Gather up every line that includes the string "this".

▶ [Stored entries]:

::::::

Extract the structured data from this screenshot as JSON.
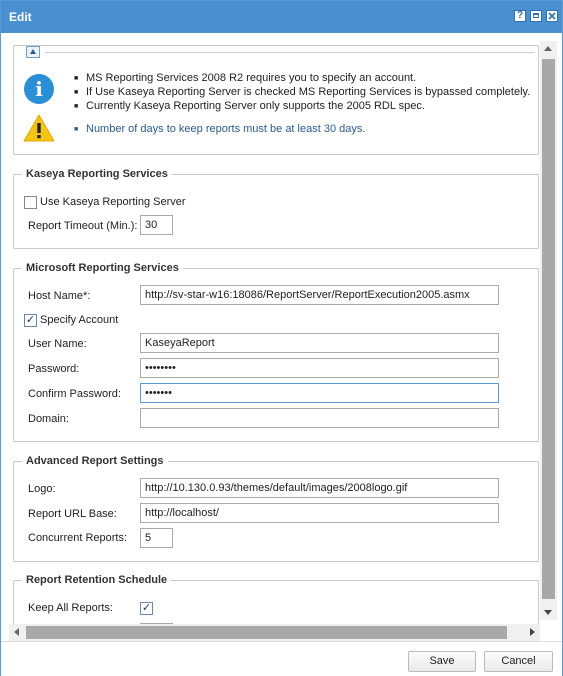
{
  "window": {
    "title": "Edit",
    "controls": {
      "help": "?",
      "restore": "□",
      "close": "✕"
    }
  },
  "info": {
    "messages": [
      "MS Reporting Services 2008 R2 requires you to specify an account.",
      "If Use Kaseya Reporting Server is checked MS Reporting Services is bypassed completely.",
      "Currently Kaseya Reporting Server only supports the 2005 RDL spec."
    ],
    "warning": "Number of days to keep reports must be at least 30 days."
  },
  "kaseya": {
    "legend": "Kaseya Reporting Services",
    "use_server_label": "Use Kaseya Reporting Server",
    "use_server_checked": false,
    "timeout_label": "Report Timeout (Min.):",
    "timeout_value": "30"
  },
  "microsoft": {
    "legend": "Microsoft Reporting Services",
    "host_label": "Host Name*:",
    "host_value": "http://sv-star-w16:18086/ReportServer/ReportExecution2005.asmx",
    "specify_account_label": "Specify Account",
    "specify_account_checked": true,
    "username_label": "User Name:",
    "username_value": "KaseyaReport",
    "password_label": "Password:",
    "password_value": "••••••••",
    "confirm_label": "Confirm Password:",
    "confirm_value": "•••••••",
    "domain_label": "Domain:",
    "domain_value": ""
  },
  "advanced": {
    "legend": "Advanced Report Settings",
    "logo_label": "Logo:",
    "logo_value": "http://10.130.0.93/themes/default/images/2008logo.gif",
    "url_base_label": "Report URL Base:",
    "url_base_value": "http://localhost/",
    "concurrent_label": "Concurrent Reports:",
    "concurrent_value": "5"
  },
  "retention": {
    "legend": "Report Retention Schedule",
    "keep_all_label": "Keep All Reports:",
    "keep_all_checked": true
  },
  "footer": {
    "save_label": "Save",
    "cancel_label": "Cancel"
  },
  "icons": {
    "info": "info-icon",
    "warning": "warning-icon",
    "collapse": "collapse-icon"
  },
  "colors": {
    "titlebar": "#4a8fd0",
    "info_icon": "#2b8fd6",
    "warning_icon": "#f6c416",
    "warning_text": "#2a5a8a"
  }
}
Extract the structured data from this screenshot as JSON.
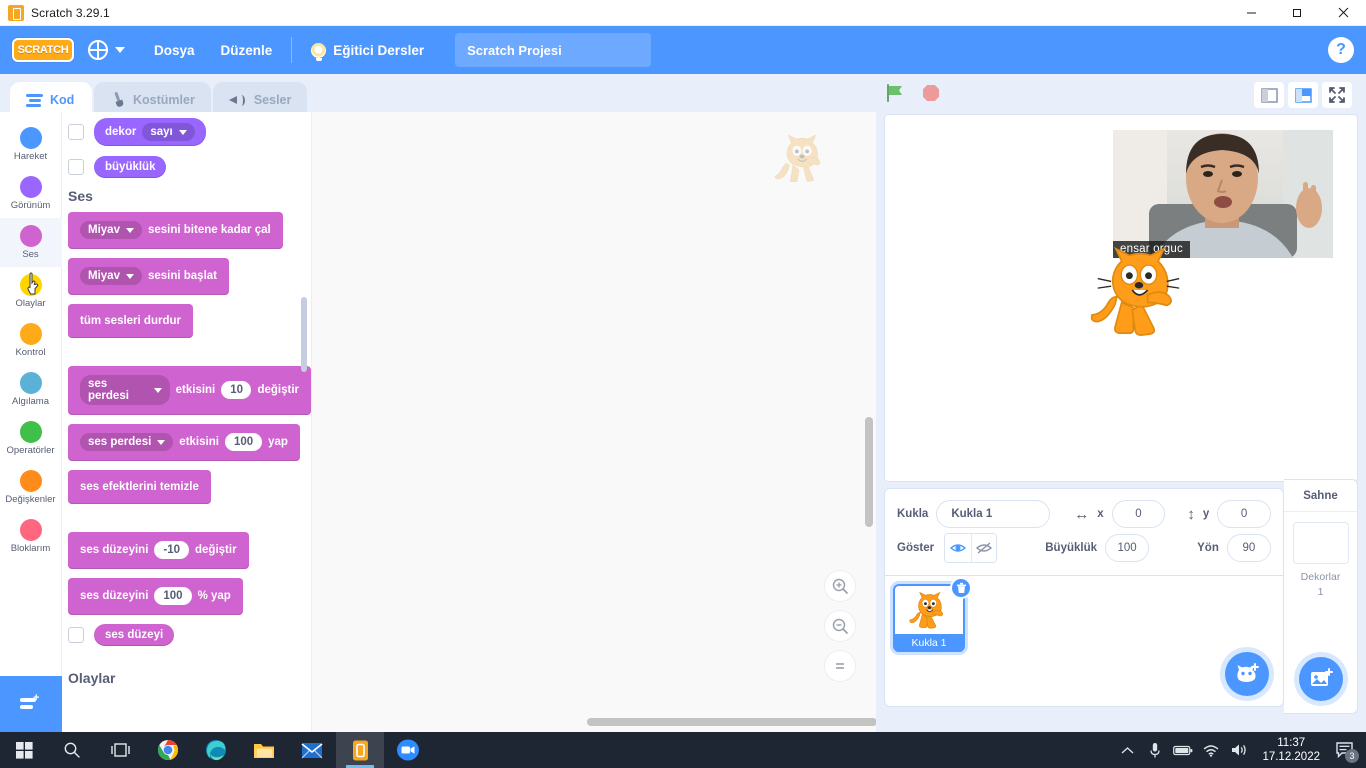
{
  "window": {
    "title": "Scratch 3.29.1",
    "app_icon": "scratch-app-icon",
    "minimize": "—",
    "maximize": "❐",
    "close": "✕"
  },
  "menubar": {
    "logo_text": "SCRATCH",
    "language_icon": "globe-icon",
    "items": [
      {
        "label": "Dosya"
      },
      {
        "label": "Düzenle"
      }
    ],
    "tutorials_label": "Eğitici Dersler",
    "tutorials_icon": "lightbulb-icon",
    "project_name": "Scratch Projesi",
    "help_label": "?",
    "accent_color": "#4c97ff"
  },
  "tabs": [
    {
      "label": "Kod",
      "icon": "code-icon",
      "active": true
    },
    {
      "label": "Kostümler",
      "icon": "brush-icon",
      "active": false
    },
    {
      "label": "Sesler",
      "icon": "speaker-icon",
      "active": false
    }
  ],
  "categories": [
    {
      "label": "Hareket",
      "color": "#4c97ff",
      "selected": false
    },
    {
      "label": "Görünüm",
      "color": "#9966ff",
      "selected": false
    },
    {
      "label": "Ses",
      "color": "#cf63cf",
      "selected": true
    },
    {
      "label": "Olaylar",
      "color": "#ffd500",
      "selected": false
    },
    {
      "label": "Kontrol",
      "color": "#ffab19",
      "selected": false
    },
    {
      "label": "Algılama",
      "color": "#5cb1d6",
      "selected": false
    },
    {
      "label": "Operatörler",
      "color": "#40bf4a",
      "selected": false
    },
    {
      "label": "Değişkenler",
      "color": "#ff8c1a",
      "selected": false
    },
    {
      "label": "Bloklarım",
      "color": "#ff6680",
      "selected": false
    }
  ],
  "extension_button": {
    "icon": "add-extension-icon"
  },
  "palette": {
    "looks_reporters": [
      {
        "label": "dekor",
        "dropdown": "sayı",
        "checked": false,
        "color": "#9966ff"
      },
      {
        "label": "büyüklük",
        "checked": false,
        "color": "#9966ff"
      }
    ],
    "sound_header": "Ses",
    "sound_blocks": [
      {
        "kind": "stack",
        "dropdown": "Miyav",
        "text": "sesini bitene kadar çal"
      },
      {
        "kind": "stack",
        "dropdown": "Miyav",
        "text": "sesini başlat"
      },
      {
        "kind": "stack",
        "text": "tüm sesleri durdur"
      },
      {
        "kind": "stack",
        "dropdown": "ses perdesi",
        "text": "etkisini",
        "value": "10",
        "suffix": "değiştir"
      },
      {
        "kind": "stack",
        "dropdown": "ses perdesi",
        "text": "etkisini",
        "value": "100",
        "suffix": "yap"
      },
      {
        "kind": "stack",
        "text": "ses efektlerini temizle"
      },
      {
        "kind": "stack",
        "text": "ses düzeyini",
        "value": "-10",
        "suffix": "değiştir"
      },
      {
        "kind": "stack",
        "text": "ses düzeyini",
        "value": "100",
        "suffix": "% yap"
      },
      {
        "kind": "reporter",
        "text": "ses düzeyi",
        "checked": false
      }
    ],
    "next_header": "Olaylar",
    "sound_color": "#cf63cf"
  },
  "canvas": {
    "watermark_icon": "scratch-cat-watermark",
    "zoom_in": "zoom-in-icon",
    "zoom_out": "zoom-out-icon",
    "zoom_reset": "zoom-reset-icon"
  },
  "stage_controls": {
    "green_flag": "green-flag-icon",
    "stop": "stop-sign-icon",
    "small_stage": "small-stage-icon",
    "large_stage": "large-stage-icon",
    "fullscreen": "fullscreen-icon",
    "selected_size": "large"
  },
  "stage": {
    "video_name": "ensar orguc",
    "sprite_icon": "scratch-cat-sprite"
  },
  "sprite_info": {
    "sprite_label": "Kukla",
    "sprite_name": "Kukla 1",
    "x_label": "x",
    "x_value": "0",
    "y_label": "y",
    "y_value": "0",
    "show_label": "Göster",
    "show_icon": "eye-visible-icon",
    "hide_icon": "eye-hidden-icon",
    "size_label": "Büyüklük",
    "size_value": "100",
    "direction_label": "Yön",
    "direction_value": "90"
  },
  "sprite_list": {
    "items": [
      {
        "name": "Kukla 1",
        "selected": true,
        "delete_icon": "trash-icon"
      }
    ],
    "add_sprite_icon": "add-sprite-icon"
  },
  "stage_panel": {
    "title": "Sahne",
    "backdrops_label": "Dekorlar",
    "backdrops_count": "1",
    "add_backdrop_icon": "add-backdrop-icon"
  },
  "taskbar": {
    "items": [
      {
        "name": "start-button",
        "icon": "windows-logo-icon"
      },
      {
        "name": "search-button",
        "icon": "search-icon"
      },
      {
        "name": "task-view-button",
        "icon": "task-view-icon"
      },
      {
        "name": "chrome-button",
        "icon": "chrome-icon"
      },
      {
        "name": "edge-button",
        "icon": "edge-icon"
      },
      {
        "name": "file-explorer-button",
        "icon": "folder-icon"
      },
      {
        "name": "mail-button",
        "icon": "mail-icon"
      },
      {
        "name": "scratch-button",
        "icon": "scratch-app-icon",
        "active": true
      },
      {
        "name": "zoom-button",
        "icon": "zoom-app-icon",
        "label": "zoom"
      }
    ],
    "tray": {
      "chevron": "chevron-up-icon",
      "microphone": "microphone-icon",
      "battery": "battery-icon",
      "wifi": "wifi-icon",
      "volume": "volume-icon",
      "time": "11:37",
      "date": "17.12.2022",
      "notification_icon": "notification-icon",
      "notification_count": "3"
    }
  }
}
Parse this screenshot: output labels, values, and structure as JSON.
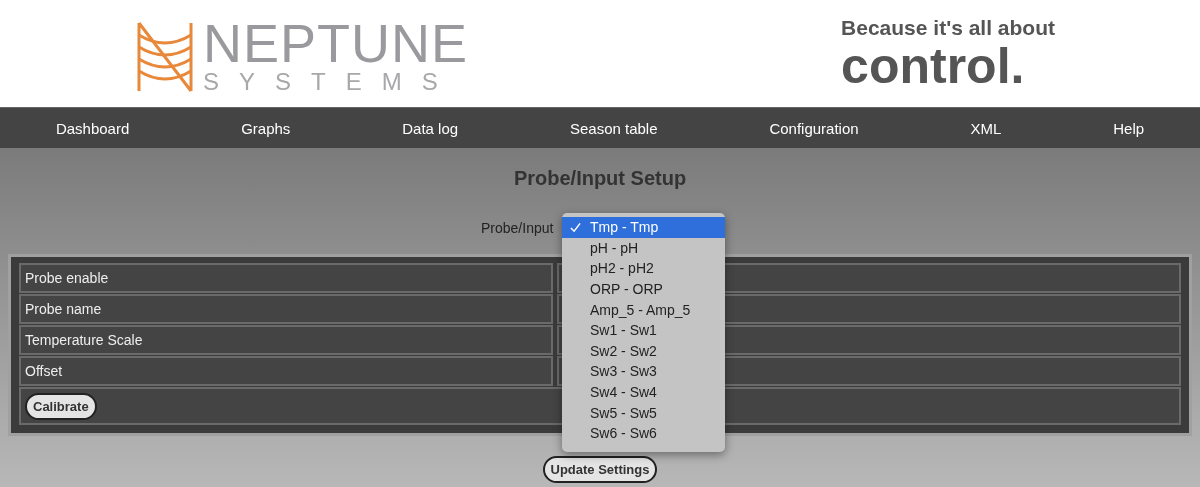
{
  "header": {
    "logo_top": "NEPTUNE",
    "logo_bottom": "SYSTEMS",
    "slogan_top": "Because it's all about",
    "slogan_bottom": "control."
  },
  "nav": [
    "Dashboard",
    "Graphs",
    "Data log",
    "Season table",
    "Configuration",
    "XML",
    "Help"
  ],
  "title": "Probe/Input Setup",
  "probe_select": {
    "label": "Probe/Input",
    "options": [
      {
        "label": "Tmp - Tmp",
        "selected": true
      },
      {
        "label": "pH - pH",
        "selected": false
      },
      {
        "label": "pH2 - pH2",
        "selected": false
      },
      {
        "label": "ORP - ORP",
        "selected": false
      },
      {
        "label": "Amp_5 - Amp_5",
        "selected": false
      },
      {
        "label": "Sw1 - Sw1",
        "selected": false
      },
      {
        "label": "Sw2 - Sw2",
        "selected": false
      },
      {
        "label": "Sw3 - Sw3",
        "selected": false
      },
      {
        "label": "Sw4 - Sw4",
        "selected": false
      },
      {
        "label": "Sw5 - Sw5",
        "selected": false
      },
      {
        "label": "Sw6 - Sw6",
        "selected": false
      }
    ]
  },
  "settings": [
    {
      "label": "Probe enable"
    },
    {
      "label": "Probe name"
    },
    {
      "label": "Temperature Scale"
    },
    {
      "label": "Offset"
    }
  ],
  "calibrate_button": "Calibrate",
  "update_button": "Update Settings"
}
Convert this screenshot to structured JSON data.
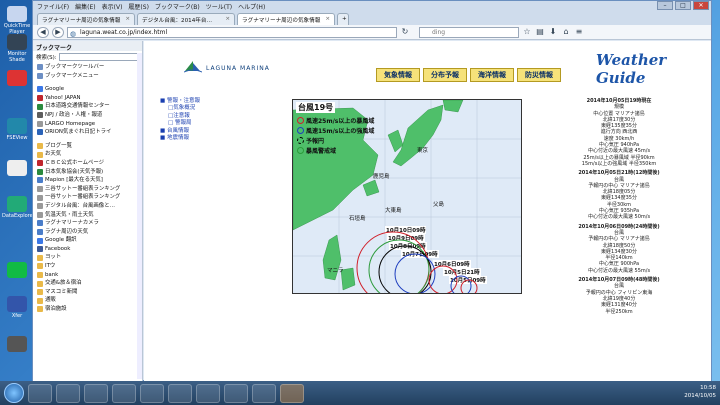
{
  "desktop": {
    "icons": [
      "QuickTime Player",
      "Monitor Shade",
      "",
      "FSEView",
      "",
      "DataExplorer",
      "",
      "",
      "Xfer",
      "",
      ""
    ]
  },
  "browser": {
    "menu": [
      "ファイル(F)",
      "編集(E)",
      "表示(V)",
      "履歴(S)",
      "ブックマーク(B)",
      "ツール(T)",
      "ヘルプ(H)"
    ],
    "tabs": [
      {
        "label": "ラグナマリーナ周辺の気象情報",
        "active": false
      },
      {
        "label": "デジタル台風：2014年台…",
        "active": false
      },
      {
        "label": "ラグナマリーナ周辺の気象情報",
        "active": true
      }
    ],
    "url": "laguna.weat.co.jp/index.html",
    "search_placeholder": "ding"
  },
  "sidebar": {
    "title": "ブックマーク",
    "search_label": "検索(S):",
    "items": [
      {
        "label": "ブックマークツールバー",
        "color": "#6d8fc4"
      },
      {
        "label": "ブックマークメニュー",
        "color": "#6d8fc4"
      },
      {
        "label": "",
        "color": ""
      },
      {
        "label": "Google",
        "color": "#3b78e7"
      },
      {
        "label": "Yahoo! JAPAN",
        "color": "#c0262d"
      },
      {
        "label": "日本道路交通情報センター",
        "color": "#2b8a3e"
      },
      {
        "label": "NPJ / 政治・人権・報道",
        "color": "#5d5d5d"
      },
      {
        "label": "LARGO Homepage",
        "color": "#999999"
      },
      {
        "label": "ORION気まぐれ日記トライ",
        "color": "#2b63b8"
      },
      {
        "label": "",
        "color": ""
      },
      {
        "label": "ブログ一覧",
        "color": "#e9b949"
      },
      {
        "label": "お天気",
        "color": "#e9b949"
      },
      {
        "label": "ＣＢＣ公式ホームページ",
        "color": "#c0262d"
      },
      {
        "label": "日本気象協会(天気予報)",
        "color": "#2b8a3e"
      },
      {
        "label": "Mapion [最大在る天気]",
        "color": "#4a7dc9"
      },
      {
        "label": "三谷サットー番組表ランキング",
        "color": "#999999"
      },
      {
        "label": "一谷サットー番組表ランキング",
        "color": "#999999"
      },
      {
        "label": "デジタル台風：台風画像と…",
        "color": "#999999"
      },
      {
        "label": "気温天気・雨土天気",
        "color": "#999999"
      },
      {
        "label": "ラグナマリーナカメラ",
        "color": "#4a7dc9"
      },
      {
        "label": "ラグナ周辺の天気",
        "color": "#4a7dc9"
      },
      {
        "label": "Google 翻訳",
        "color": "#3b78e7"
      },
      {
        "label": "Facebook",
        "color": "#3b5998"
      },
      {
        "label": "ヨット",
        "color": "#e9b949"
      },
      {
        "label": "ITウ",
        "color": "#e9b949"
      },
      {
        "label": "bank",
        "color": "#e9b949"
      },
      {
        "label": "交通&旅＆宿泊",
        "color": "#e9b949"
      },
      {
        "label": "マスコミ新聞",
        "color": "#e9b949"
      },
      {
        "label": "通販",
        "color": "#e9b949"
      },
      {
        "label": "宿泊施設",
        "color": "#e9b949"
      }
    ]
  },
  "site": {
    "logo_text": "LAGUNA MARINA",
    "brand": "Weather Guide",
    "nav": [
      "気象情報",
      "分布予報",
      "海洋情報",
      "防災情報"
    ],
    "left_links": [
      {
        "label": "■ 警報・注意報",
        "sub": false
      },
      {
        "label": "□気象概況",
        "sub": true
      },
      {
        "label": "□注意報",
        "sub": true
      },
      {
        "label": "□ 警報局",
        "sub": true
      },
      {
        "label": "■ 台風情報",
        "sub": false
      },
      {
        "label": "■ 地震情報",
        "sub": false
      }
    ]
  },
  "typhoon": {
    "title": "台風19号",
    "legend": [
      {
        "label": "風速25m/s以上の暴風域",
        "color": "#d0202a",
        "kind": "circle"
      },
      {
        "label": "風速15m/s以上の強風域",
        "color": "#1f3fbf",
        "kind": "circle"
      },
      {
        "label": "予報円",
        "color": "#000000",
        "kind": "dashed"
      },
      {
        "label": "暴風警戒域",
        "color": "#2c9a3a",
        "kind": "circle"
      }
    ],
    "places": [
      "東京",
      "鹿児島",
      "大東島",
      "石垣島",
      "父島",
      "マニラ"
    ],
    "forecast_labels": [
      "10月10日09時",
      "10月9日09時",
      "10月8日09時",
      "10月7日09時",
      "10月6日09時",
      "10月5日21時",
      "10月5日09時"
    ]
  },
  "info": {
    "blocks": [
      {
        "header": "2014年10月05日19時現在",
        "rows": [
          "規模",
          "中心位置 マリアナ諸島",
          "北緯17度30分",
          "東経135度35分",
          "進行方向 西北西",
          "速度 30km/h",
          "中心気圧 940hPa",
          "中心付近の最大風速 45m/s",
          "25m/s以上の暴風域 半径90km",
          "15m/s以上の強風域 半径350km"
        ]
      },
      {
        "header": "2014年10月05日21時(12時間後)",
        "rows": [
          "台風",
          "予報円の中心 マリアナ諸島",
          "北緯18度05分",
          "東経134度35分",
          "半径30km",
          "中心気圧 935hPa",
          "中心付近の最大風速 50m/s"
        ]
      },
      {
        "header": "2014年10月06日09時(24時間後)",
        "rows": [
          "台風",
          "予報円の中心 マリアナ諸島",
          "北緯18度50分",
          "東経134度30分",
          "半径140km",
          "中心気圧 900hPa",
          "中心付近の最大風速 55m/s"
        ]
      },
      {
        "header": "2014年10月07日09時(48時間後)",
        "rows": [
          "台風",
          "予報円の中心 フィリピン東海",
          "北緯19度40分",
          "東経131度40分",
          "半径250km"
        ]
      }
    ]
  },
  "taskbar": {
    "time": "10:58",
    "date": "2014/10/05"
  }
}
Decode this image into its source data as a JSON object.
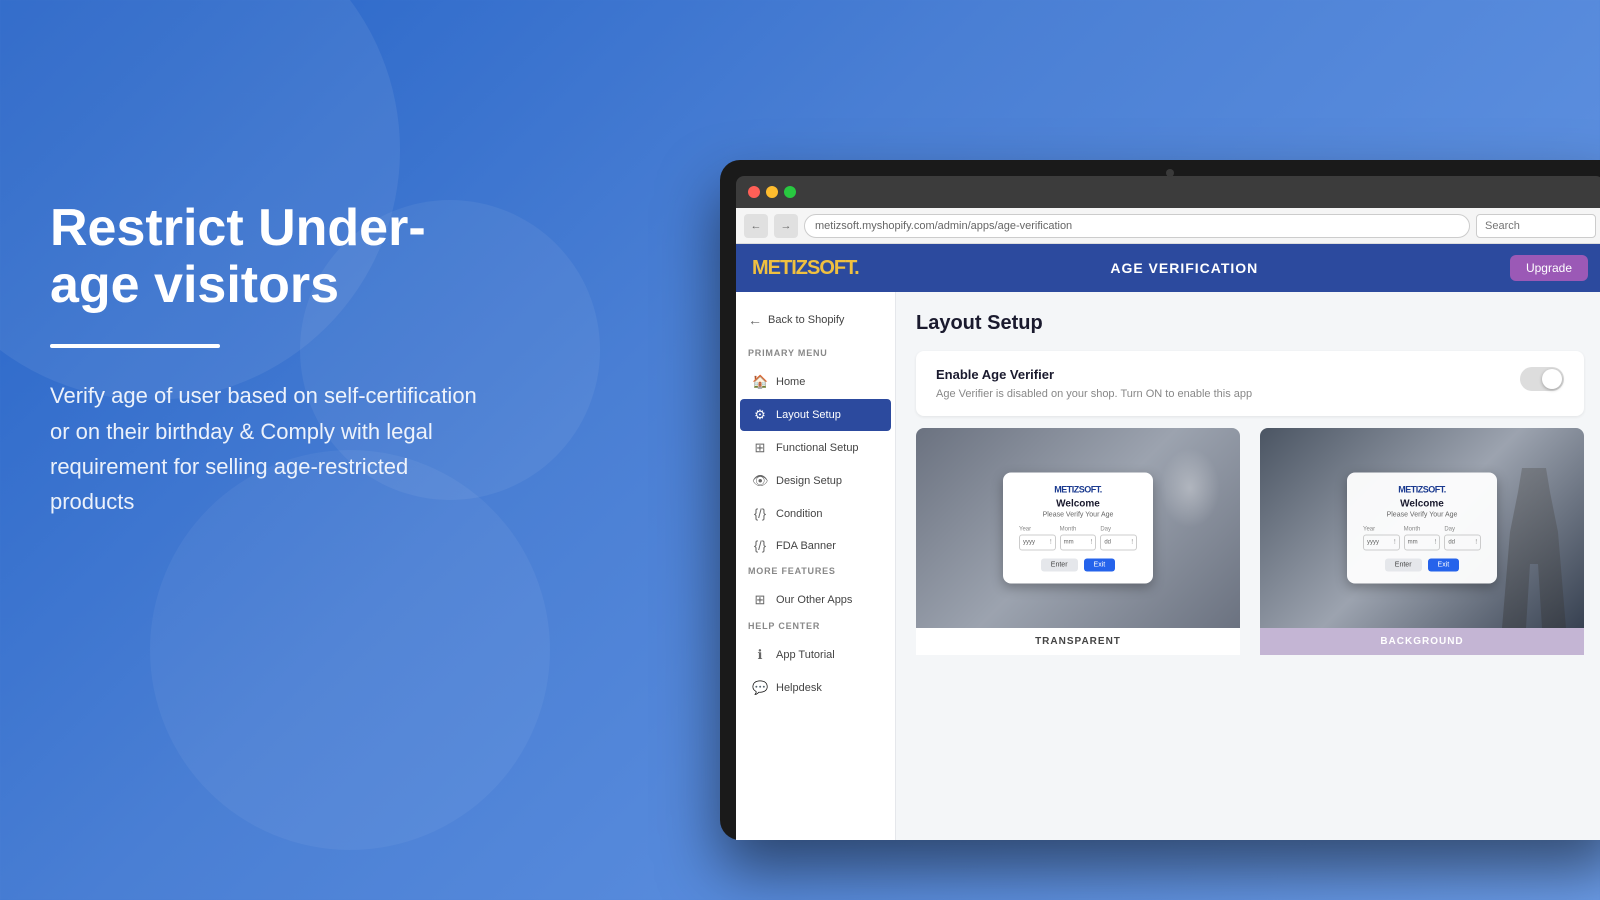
{
  "background": {
    "color": "#3a6fd8"
  },
  "left_panel": {
    "headline": "Restrict Under-age visitors",
    "description": "Verify age of user based on self-certification or on their birthday & Comply with legal requirement for selling age-restricted products"
  },
  "browser": {
    "address": "metizsoft.myshopify.com/admin/apps/age-verification",
    "search_placeholder": "Search"
  },
  "app": {
    "logo": "METIZSOFT.",
    "header_title": "AGE VERIFICATION",
    "header_btn": "Upgrade"
  },
  "sidebar": {
    "back_label": "Back to Shopify",
    "primary_menu_label": "PRIMARY MENU",
    "items": [
      {
        "id": "home",
        "label": "Home",
        "icon": "🏠"
      },
      {
        "id": "layout-setup",
        "label": "Layout Setup",
        "icon": "⚙",
        "active": true
      },
      {
        "id": "functional-setup",
        "label": "Functional Setup",
        "icon": "⊞"
      },
      {
        "id": "design-setup",
        "label": "Design Setup",
        "icon": "👁"
      },
      {
        "id": "condition",
        "label": "Condition",
        "icon": "{}"
      },
      {
        "id": "fda-banner",
        "label": "FDA Banner",
        "icon": "{}"
      }
    ],
    "more_features_label": "MORE FEATURES",
    "more_items": [
      {
        "id": "our-other-apps",
        "label": "Our Other Apps",
        "icon": "⊞"
      }
    ],
    "help_center_label": "HELP CENTER",
    "help_items": [
      {
        "id": "app-tutorial",
        "label": "App Tutorial",
        "icon": "ℹ"
      },
      {
        "id": "helpdesk",
        "label": "Helpdesk",
        "icon": "💬"
      }
    ]
  },
  "main": {
    "page_title": "Layout Setup",
    "enable_card": {
      "title": "Enable Age Verifier",
      "subtitle": "Age Verifier is disabled on your shop. Turn ON to enable this app",
      "toggle_enabled": false
    },
    "previews": [
      {
        "id": "transparent",
        "label": "TRANSPARENT",
        "modal": {
          "logo": "METIZSOFT.",
          "title": "Welcome",
          "subtitle": "Please Verify Your Age",
          "year_label": "Year",
          "month_label": "Month",
          "day_label": "Day",
          "year_placeholder": "yyyy",
          "month_placeholder": "mm",
          "day_placeholder": "dd",
          "enter_btn": "Enter",
          "exit_btn": "Exit"
        }
      },
      {
        "id": "background",
        "label": "BACKGROUND",
        "modal": {
          "logo": "METIZSOFT.",
          "title": "Welcome",
          "subtitle": "Please Verify Your Age",
          "year_label": "Year",
          "month_label": "Month",
          "day_label": "Day",
          "year_placeholder": "yyyy",
          "month_placeholder": "mm",
          "day_placeholder": "dd",
          "enter_btn": "Enter",
          "exit_btn": "Exit"
        }
      }
    ]
  }
}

::::::

▶ [Solution]:
Extract the structured data from this screenshot as JSON.
Extract the structured data from this screenshot as JSON.
Parse this screenshot: output labels, values, and structure as JSON.
Convert this screenshot to structured JSON data.
Decode this image into its source data as a JSON object.
      "subtitle": "Age Verifier is disabled on your shop. Turn ON to enable this app",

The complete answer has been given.